Records for the exercise:

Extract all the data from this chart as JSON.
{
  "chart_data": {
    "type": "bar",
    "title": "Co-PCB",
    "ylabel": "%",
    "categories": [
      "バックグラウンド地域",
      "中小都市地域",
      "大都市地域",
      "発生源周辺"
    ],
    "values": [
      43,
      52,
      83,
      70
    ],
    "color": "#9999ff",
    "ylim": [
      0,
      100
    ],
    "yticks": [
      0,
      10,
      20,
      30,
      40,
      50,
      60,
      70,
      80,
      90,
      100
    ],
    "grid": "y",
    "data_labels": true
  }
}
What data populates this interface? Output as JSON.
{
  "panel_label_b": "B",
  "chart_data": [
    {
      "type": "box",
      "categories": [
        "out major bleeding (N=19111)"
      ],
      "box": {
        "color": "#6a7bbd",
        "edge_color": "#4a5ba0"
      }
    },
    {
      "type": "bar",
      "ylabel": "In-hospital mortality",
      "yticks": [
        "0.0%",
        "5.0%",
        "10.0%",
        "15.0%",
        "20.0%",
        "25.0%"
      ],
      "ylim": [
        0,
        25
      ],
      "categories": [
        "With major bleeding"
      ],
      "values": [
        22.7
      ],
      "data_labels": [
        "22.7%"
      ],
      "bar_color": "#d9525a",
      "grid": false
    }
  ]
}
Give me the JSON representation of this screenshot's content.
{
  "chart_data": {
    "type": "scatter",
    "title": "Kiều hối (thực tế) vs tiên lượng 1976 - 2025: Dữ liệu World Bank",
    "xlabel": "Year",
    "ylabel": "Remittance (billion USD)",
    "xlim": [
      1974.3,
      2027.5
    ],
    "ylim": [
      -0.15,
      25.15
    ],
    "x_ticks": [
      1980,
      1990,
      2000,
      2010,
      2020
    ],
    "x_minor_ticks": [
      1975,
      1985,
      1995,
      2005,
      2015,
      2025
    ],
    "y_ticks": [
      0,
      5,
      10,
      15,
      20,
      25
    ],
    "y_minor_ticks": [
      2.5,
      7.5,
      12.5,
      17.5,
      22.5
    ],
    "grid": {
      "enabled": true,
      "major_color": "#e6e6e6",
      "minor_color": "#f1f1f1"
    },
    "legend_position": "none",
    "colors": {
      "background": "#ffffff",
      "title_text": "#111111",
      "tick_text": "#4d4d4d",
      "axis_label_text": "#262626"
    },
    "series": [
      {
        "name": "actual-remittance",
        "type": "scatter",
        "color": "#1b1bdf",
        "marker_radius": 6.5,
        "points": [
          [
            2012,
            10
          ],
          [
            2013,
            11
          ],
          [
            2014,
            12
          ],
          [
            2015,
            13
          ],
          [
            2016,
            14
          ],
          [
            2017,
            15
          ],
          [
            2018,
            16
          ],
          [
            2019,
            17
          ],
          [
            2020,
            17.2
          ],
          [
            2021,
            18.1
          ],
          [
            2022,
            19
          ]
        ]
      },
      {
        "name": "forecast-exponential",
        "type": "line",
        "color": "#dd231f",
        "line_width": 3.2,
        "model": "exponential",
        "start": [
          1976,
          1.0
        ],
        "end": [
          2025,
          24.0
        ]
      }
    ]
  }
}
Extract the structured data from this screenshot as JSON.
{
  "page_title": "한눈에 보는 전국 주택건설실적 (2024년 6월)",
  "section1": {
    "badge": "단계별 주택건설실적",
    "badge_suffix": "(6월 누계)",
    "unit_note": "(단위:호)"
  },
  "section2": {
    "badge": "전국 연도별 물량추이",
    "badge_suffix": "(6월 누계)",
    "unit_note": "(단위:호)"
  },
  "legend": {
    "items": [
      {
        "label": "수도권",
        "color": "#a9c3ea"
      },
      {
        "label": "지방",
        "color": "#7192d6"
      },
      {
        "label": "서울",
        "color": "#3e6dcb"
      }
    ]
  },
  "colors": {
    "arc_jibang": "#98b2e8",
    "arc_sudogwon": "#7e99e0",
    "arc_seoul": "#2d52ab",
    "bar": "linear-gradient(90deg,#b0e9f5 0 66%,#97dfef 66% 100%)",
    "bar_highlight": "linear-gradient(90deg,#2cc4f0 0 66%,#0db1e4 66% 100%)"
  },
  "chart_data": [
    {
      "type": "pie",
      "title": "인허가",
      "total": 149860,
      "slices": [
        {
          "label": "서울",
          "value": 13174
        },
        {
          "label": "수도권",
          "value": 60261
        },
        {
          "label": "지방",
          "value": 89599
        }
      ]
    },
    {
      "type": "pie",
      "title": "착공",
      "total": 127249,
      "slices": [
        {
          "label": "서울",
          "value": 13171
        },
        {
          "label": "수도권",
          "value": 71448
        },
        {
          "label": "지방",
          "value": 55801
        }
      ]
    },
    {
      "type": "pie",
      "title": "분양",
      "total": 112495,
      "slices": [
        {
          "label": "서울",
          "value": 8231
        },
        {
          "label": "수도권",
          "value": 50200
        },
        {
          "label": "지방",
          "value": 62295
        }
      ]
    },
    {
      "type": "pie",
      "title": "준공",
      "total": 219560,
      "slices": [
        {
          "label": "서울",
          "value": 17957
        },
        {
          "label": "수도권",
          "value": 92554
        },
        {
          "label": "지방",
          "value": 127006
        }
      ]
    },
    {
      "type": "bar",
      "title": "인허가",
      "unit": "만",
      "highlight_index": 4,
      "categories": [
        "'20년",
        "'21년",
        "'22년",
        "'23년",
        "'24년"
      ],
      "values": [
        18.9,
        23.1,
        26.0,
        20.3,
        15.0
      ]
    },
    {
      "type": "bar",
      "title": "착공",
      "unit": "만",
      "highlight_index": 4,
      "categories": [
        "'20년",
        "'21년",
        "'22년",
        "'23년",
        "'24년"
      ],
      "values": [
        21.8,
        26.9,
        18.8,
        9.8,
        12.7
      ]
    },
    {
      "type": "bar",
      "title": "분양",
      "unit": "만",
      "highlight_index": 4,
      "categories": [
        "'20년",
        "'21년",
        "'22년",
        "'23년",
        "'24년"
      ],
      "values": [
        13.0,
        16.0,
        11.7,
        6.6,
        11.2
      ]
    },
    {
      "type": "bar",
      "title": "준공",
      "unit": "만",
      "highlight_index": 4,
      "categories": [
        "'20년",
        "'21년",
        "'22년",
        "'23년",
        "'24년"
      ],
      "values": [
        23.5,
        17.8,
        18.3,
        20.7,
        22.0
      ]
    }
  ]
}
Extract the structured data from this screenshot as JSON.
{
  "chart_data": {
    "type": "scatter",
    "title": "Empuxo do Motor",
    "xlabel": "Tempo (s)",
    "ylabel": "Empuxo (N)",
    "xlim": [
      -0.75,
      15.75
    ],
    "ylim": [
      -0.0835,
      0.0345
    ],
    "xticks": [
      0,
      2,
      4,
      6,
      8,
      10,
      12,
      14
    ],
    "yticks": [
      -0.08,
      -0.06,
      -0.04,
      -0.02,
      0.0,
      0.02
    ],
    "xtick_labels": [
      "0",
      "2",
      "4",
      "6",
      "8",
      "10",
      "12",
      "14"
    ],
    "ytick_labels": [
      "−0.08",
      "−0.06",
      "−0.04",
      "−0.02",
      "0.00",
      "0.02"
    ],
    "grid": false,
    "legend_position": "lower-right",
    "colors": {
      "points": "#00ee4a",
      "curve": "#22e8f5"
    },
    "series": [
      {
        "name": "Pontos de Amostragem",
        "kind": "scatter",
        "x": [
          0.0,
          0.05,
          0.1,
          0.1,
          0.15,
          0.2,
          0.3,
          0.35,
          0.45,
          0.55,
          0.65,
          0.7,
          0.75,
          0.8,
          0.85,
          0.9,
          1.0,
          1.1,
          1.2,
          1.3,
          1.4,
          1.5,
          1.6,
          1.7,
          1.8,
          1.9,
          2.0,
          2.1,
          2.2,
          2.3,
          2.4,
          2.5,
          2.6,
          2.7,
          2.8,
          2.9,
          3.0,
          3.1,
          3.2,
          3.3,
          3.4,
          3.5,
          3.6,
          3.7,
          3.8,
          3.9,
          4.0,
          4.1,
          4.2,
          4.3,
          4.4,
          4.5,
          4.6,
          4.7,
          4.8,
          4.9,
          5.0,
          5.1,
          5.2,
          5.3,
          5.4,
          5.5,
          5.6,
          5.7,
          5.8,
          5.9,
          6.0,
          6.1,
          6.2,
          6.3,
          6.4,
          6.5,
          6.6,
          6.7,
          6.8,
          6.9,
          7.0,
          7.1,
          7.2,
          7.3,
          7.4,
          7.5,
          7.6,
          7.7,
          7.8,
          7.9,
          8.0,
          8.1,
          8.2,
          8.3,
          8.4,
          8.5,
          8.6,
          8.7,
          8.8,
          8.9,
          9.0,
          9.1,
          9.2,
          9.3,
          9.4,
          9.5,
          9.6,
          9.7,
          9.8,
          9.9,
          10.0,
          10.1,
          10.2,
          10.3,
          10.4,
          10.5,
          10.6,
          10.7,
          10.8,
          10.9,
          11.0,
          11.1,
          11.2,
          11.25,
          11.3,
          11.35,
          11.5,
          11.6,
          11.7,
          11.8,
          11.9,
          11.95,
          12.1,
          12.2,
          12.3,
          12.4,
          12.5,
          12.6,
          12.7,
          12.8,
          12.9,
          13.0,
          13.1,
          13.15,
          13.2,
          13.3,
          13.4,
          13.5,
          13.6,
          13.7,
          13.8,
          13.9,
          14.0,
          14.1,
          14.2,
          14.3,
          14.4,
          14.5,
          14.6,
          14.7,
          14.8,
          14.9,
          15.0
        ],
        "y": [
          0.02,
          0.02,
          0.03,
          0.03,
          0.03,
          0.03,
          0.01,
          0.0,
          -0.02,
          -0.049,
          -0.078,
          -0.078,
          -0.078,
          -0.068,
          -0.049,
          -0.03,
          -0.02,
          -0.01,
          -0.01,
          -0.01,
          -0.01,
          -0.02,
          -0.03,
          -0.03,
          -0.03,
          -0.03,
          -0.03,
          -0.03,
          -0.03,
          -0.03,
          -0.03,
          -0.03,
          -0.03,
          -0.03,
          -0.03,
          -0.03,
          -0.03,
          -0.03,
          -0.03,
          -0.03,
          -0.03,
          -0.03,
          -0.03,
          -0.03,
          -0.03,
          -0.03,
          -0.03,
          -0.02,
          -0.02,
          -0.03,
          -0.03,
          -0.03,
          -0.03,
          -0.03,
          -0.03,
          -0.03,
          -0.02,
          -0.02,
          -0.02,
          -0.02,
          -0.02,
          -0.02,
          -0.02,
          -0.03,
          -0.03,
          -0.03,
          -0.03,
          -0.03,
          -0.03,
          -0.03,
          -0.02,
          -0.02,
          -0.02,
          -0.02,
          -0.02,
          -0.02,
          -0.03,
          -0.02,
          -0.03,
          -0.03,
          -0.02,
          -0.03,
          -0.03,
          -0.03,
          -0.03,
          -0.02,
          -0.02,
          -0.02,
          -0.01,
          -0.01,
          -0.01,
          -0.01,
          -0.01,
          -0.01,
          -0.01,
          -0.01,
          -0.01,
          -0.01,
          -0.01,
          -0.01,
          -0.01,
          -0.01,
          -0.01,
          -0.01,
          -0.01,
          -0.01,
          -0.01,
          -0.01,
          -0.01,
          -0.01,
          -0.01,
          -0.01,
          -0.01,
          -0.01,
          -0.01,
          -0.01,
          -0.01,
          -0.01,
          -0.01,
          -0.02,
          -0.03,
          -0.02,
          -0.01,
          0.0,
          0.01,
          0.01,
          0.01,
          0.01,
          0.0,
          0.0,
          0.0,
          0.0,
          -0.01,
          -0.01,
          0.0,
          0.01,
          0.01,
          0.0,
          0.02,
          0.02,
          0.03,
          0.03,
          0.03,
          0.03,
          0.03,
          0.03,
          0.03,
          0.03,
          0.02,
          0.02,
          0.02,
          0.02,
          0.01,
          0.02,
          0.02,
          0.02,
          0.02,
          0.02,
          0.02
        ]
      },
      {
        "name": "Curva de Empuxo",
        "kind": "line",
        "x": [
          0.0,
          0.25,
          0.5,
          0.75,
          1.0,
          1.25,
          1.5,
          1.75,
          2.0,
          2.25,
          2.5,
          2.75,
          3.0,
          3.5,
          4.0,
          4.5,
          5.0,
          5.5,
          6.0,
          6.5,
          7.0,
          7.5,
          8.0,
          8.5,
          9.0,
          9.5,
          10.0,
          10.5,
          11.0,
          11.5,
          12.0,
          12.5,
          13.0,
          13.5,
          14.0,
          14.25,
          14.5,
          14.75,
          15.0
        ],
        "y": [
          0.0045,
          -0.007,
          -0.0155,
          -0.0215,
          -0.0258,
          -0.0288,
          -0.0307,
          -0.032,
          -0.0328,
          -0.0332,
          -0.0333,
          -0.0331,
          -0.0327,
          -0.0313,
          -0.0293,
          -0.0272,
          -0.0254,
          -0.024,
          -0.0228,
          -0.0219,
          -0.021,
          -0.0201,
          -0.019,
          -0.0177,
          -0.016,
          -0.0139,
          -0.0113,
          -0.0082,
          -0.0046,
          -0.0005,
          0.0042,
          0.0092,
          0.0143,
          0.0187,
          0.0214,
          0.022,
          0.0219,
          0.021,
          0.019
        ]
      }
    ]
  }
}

Set exercise:
From the entries, copy out each line containing the word "JSON".

Solution for this exercise:
Extract all the data from this chart as JSON.
What data populates this interface? Output as JSON.
Give me the JSON representation of this screenshot's content.
Extract the structured data from this screenshot as JSON.
Extract the structured data from this screenshot as JSON.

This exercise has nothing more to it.